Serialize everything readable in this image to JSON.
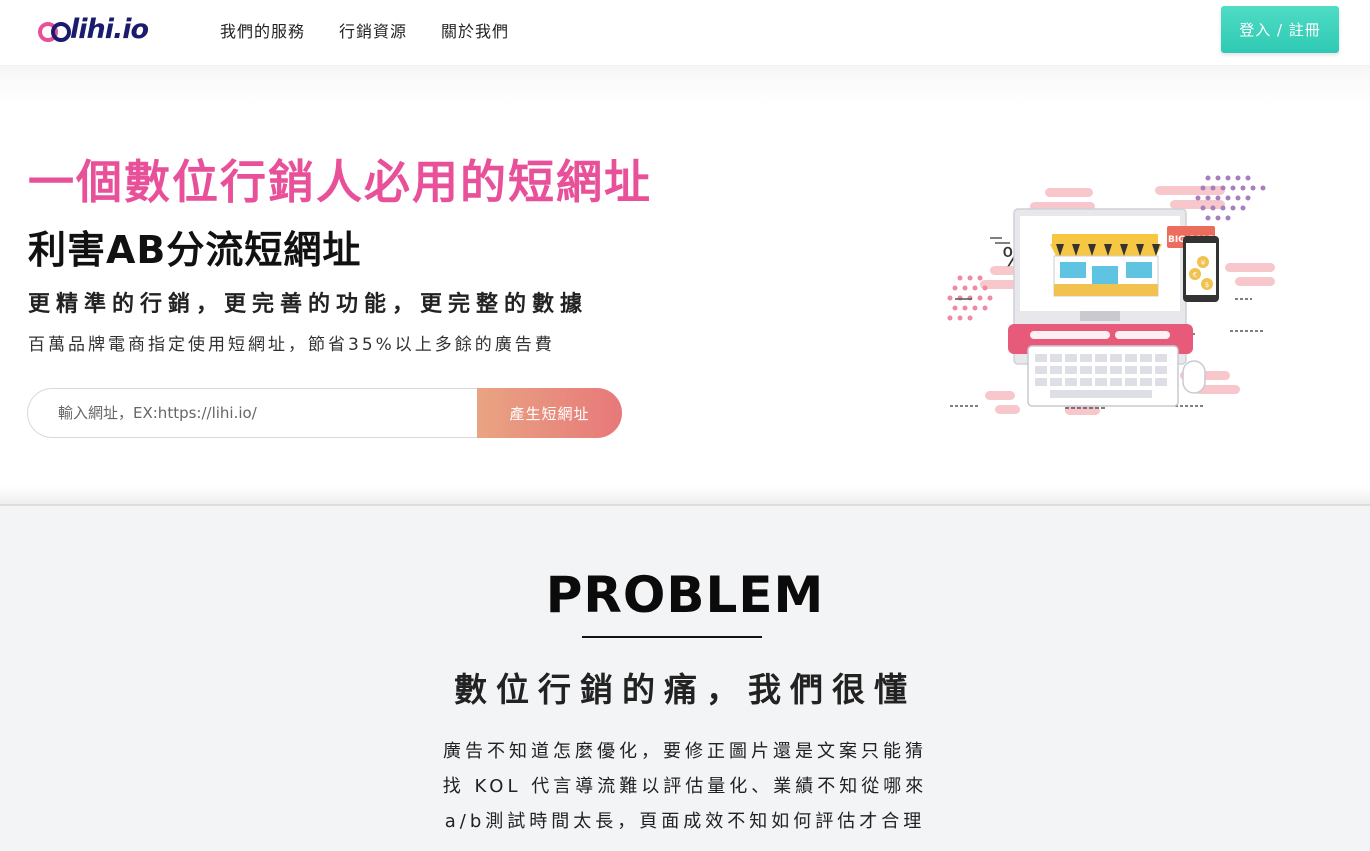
{
  "nav": {
    "logo_text": "lihi.io",
    "links": [
      "我們的服務",
      "行銷資源",
      "關於我們"
    ],
    "login_label": "登入 / 註冊"
  },
  "hero": {
    "title": "一個數位行銷人必用的短網址",
    "subtitle": "利害AB分流短網址",
    "tagline": "更精準的行銷，更完善的功能，更完整的數據",
    "description": "百萬品牌電商指定使用短網址，節省35%以上多餘的廣告費",
    "url_placeholder": "輸入網址，EX:https://lihi.io/",
    "generate_label": "產生短網址",
    "illustration_badge": "BIG SALE",
    "illustration_percent": "%",
    "illustration_coins": [
      "¥",
      "€",
      "$"
    ]
  },
  "problem": {
    "title": "PROBLEM",
    "subtitle": "數位行銷的痛，我們很懂",
    "items": [
      "廣告不知道怎麼優化，要修正圖片還是文案只能猜",
      "找 KOL 代言導流難以評估量化、業績不知從哪來",
      "a/b測試時間太長，頁面成效不知如何評估才合理"
    ]
  },
  "colors": {
    "brand_pink": "#e8519a",
    "brand_navy": "#1b1c6e",
    "login_teal": "#2fc9b3",
    "cta_gradient_start": "#e9a482",
    "cta_gradient_end": "#e7787a"
  }
}
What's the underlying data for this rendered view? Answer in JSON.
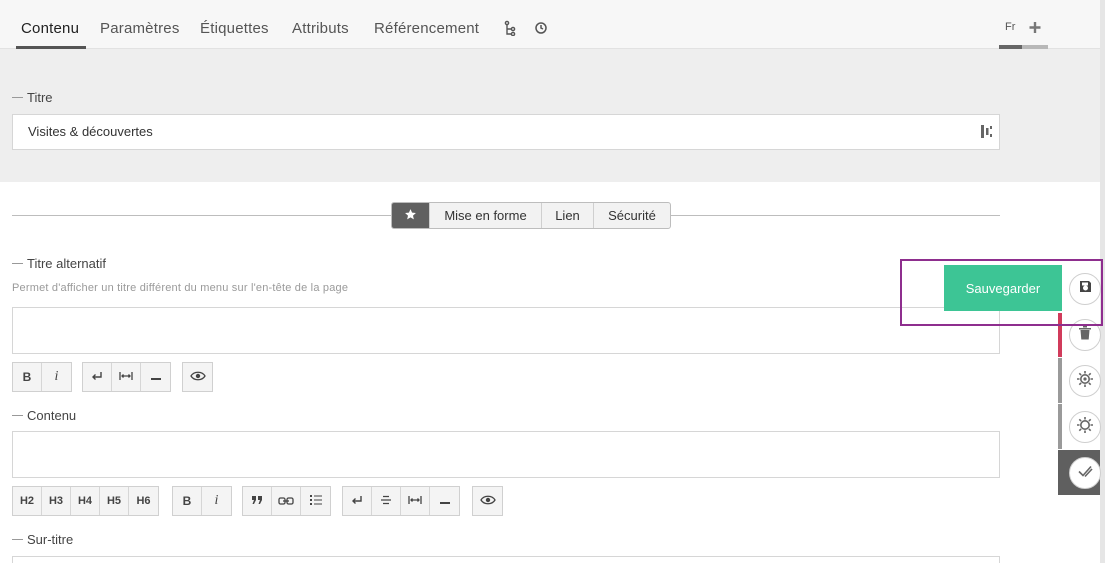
{
  "tabs": {
    "items": [
      {
        "label": "Contenu",
        "active": true
      },
      {
        "label": "Paramètres"
      },
      {
        "label": "Étiquettes"
      },
      {
        "label": "Attributs"
      },
      {
        "label": "Référencement"
      }
    ],
    "extra_icons": [
      "tree-icon",
      "history-icon"
    ],
    "language": "Fr",
    "add_language_icon": "plus-icon"
  },
  "title_field": {
    "label": "Titre",
    "value": "Visites & découvertes",
    "icon": "translate-icon"
  },
  "section_tabs": {
    "items": [
      {
        "label": "",
        "icon": "star-icon",
        "active": true
      },
      {
        "label": "Mise en forme"
      },
      {
        "label": "Lien"
      },
      {
        "label": "Sécurité"
      }
    ]
  },
  "alt_title_field": {
    "label": "Titre alternatif",
    "hint": "Permet d'afficher un titre différent du menu sur l'en-tête de la page",
    "value": ""
  },
  "alt_title_toolbar": {
    "bold": "B",
    "italic": "i",
    "icons": [
      "line-break-icon",
      "nonbreaking-space-icon",
      "horizontal-rule-icon",
      "preview-icon"
    ]
  },
  "content_field": {
    "label": "Contenu",
    "value": ""
  },
  "content_toolbar": {
    "headings": [
      "H2",
      "H3",
      "H4",
      "H5",
      "H6"
    ],
    "bold": "B",
    "italic": "i",
    "icons": [
      "quote-icon",
      "link-icon",
      "list-icon",
      "line-break-icon",
      "strikethrough-icon",
      "nonbreaking-space-icon",
      "horizontal-rule-icon",
      "preview-icon"
    ]
  },
  "subtitle_field": {
    "label": "Sur-titre"
  },
  "actions": {
    "save_label": "Sauvegarder",
    "icons": [
      "save-icon",
      "trash-icon",
      "settings-gear-icon",
      "gear-icon",
      "check-icon"
    ],
    "colors": {
      "save": "#3dc595",
      "delete_bar": "#d13b5b",
      "strip_bar": "#9a9a9a",
      "active_bg": "#5f5f5f",
      "frame": "#8e2e8e"
    }
  }
}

○ ○ ○ ○ ○ ○ ○

TASK OBJECTIVE -
Restate the data above exactly, stripping out each image.

FULL RESPONSE -
Serialize everything readable in this image to JSON.
{
  "nav": {
    "logo_text": "lihi.io",
    "links": [
      "我們的服務",
      "行銷資源",
      "關於我們"
    ],
    "login_label": "登入 / 註冊"
  },
  "hero": {
    "title": "一個數位行銷人必用的短網址",
    "subtitle": "利害AB分流短網址",
    "tagline": "更精準的行銷，更完善的功能，更完整的數據",
    "description": "百萬品牌電商指定使用短網址，節省35%以上多餘的廣告費",
    "url_placeholder": "輸入網址，EX:https://lihi.io/",
    "generate_label": "產生短網址",
    "illustration_badge": "BIG SALE",
    "illustration_percent": "%",
    "illustration_coins": [
      "¥",
      "€",
      "$"
    ]
  },
  "problem": {
    "title": "PROBLEM",
    "subtitle": "數位行銷的痛，我們很懂",
    "items": [
      "廣告不知道怎麼優化，要修正圖片還是文案只能猜",
      "找 KOL 代言導流難以評估量化、業績不知從哪來",
      "a/b測試時間太長，頁面成效不知如何評估才合理"
    ]
  },
  "colors": {
    "brand_pink": "#e8519a",
    "brand_navy": "#1b1c6e",
    "login_teal": "#2fc9b3",
    "cta_gradient_start": "#e9a482",
    "cta_gradient_end": "#e7787a"
  }
}
What's the underlying data for this rendered view? Answer in JSON.
{
  "tabs": {
    "items": [
      {
        "label": "Contenu",
        "active": true
      },
      {
        "label": "Paramètres"
      },
      {
        "label": "Étiquettes"
      },
      {
        "label": "Attributs"
      },
      {
        "label": "Référencement"
      }
    ],
    "extra_icons": [
      "tree-icon",
      "history-icon"
    ],
    "language": "Fr",
    "add_language_icon": "plus-icon"
  },
  "title_field": {
    "label": "Titre",
    "value": "Visites & découvertes",
    "icon": "translate-icon"
  },
  "section_tabs": {
    "items": [
      {
        "label": "",
        "icon": "star-icon",
        "active": true
      },
      {
        "label": "Mise en forme"
      },
      {
        "label": "Lien"
      },
      {
        "label": "Sécurité"
      }
    ]
  },
  "alt_title_field": {
    "label": "Titre alternatif",
    "hint": "Permet d'afficher un titre différent du menu sur l'en-tête de la page",
    "value": ""
  },
  "alt_title_toolbar": {
    "bold": "B",
    "italic": "i",
    "icons": [
      "line-break-icon",
      "nonbreaking-space-icon",
      "horizontal-rule-icon",
      "preview-icon"
    ]
  },
  "content_field": {
    "label": "Contenu",
    "value": ""
  },
  "content_toolbar": {
    "headings": [
      "H2",
      "H3",
      "H4",
      "H5",
      "H6"
    ],
    "bold": "B",
    "italic": "i",
    "icons": [
      "quote-icon",
      "link-icon",
      "list-icon",
      "line-break-icon",
      "strikethrough-icon",
      "nonbreaking-space-icon",
      "horizontal-rule-icon",
      "preview-icon"
    ]
  },
  "subtitle_field": {
    "label": "Sur-titre"
  },
  "actions": {
    "save_label": "Sauvegarder",
    "icons": [
      "save-icon",
      "trash-icon",
      "settings-gear-icon",
      "gear-icon",
      "check-icon"
    ],
    "colors": {
      "save": "#3dc595",
      "delete_bar": "#d13b5b",
      "strip_bar": "#9a9a9a",
      "active_bg": "#5f5f5f",
      "frame": "#8e2e8e"
    }
  }
}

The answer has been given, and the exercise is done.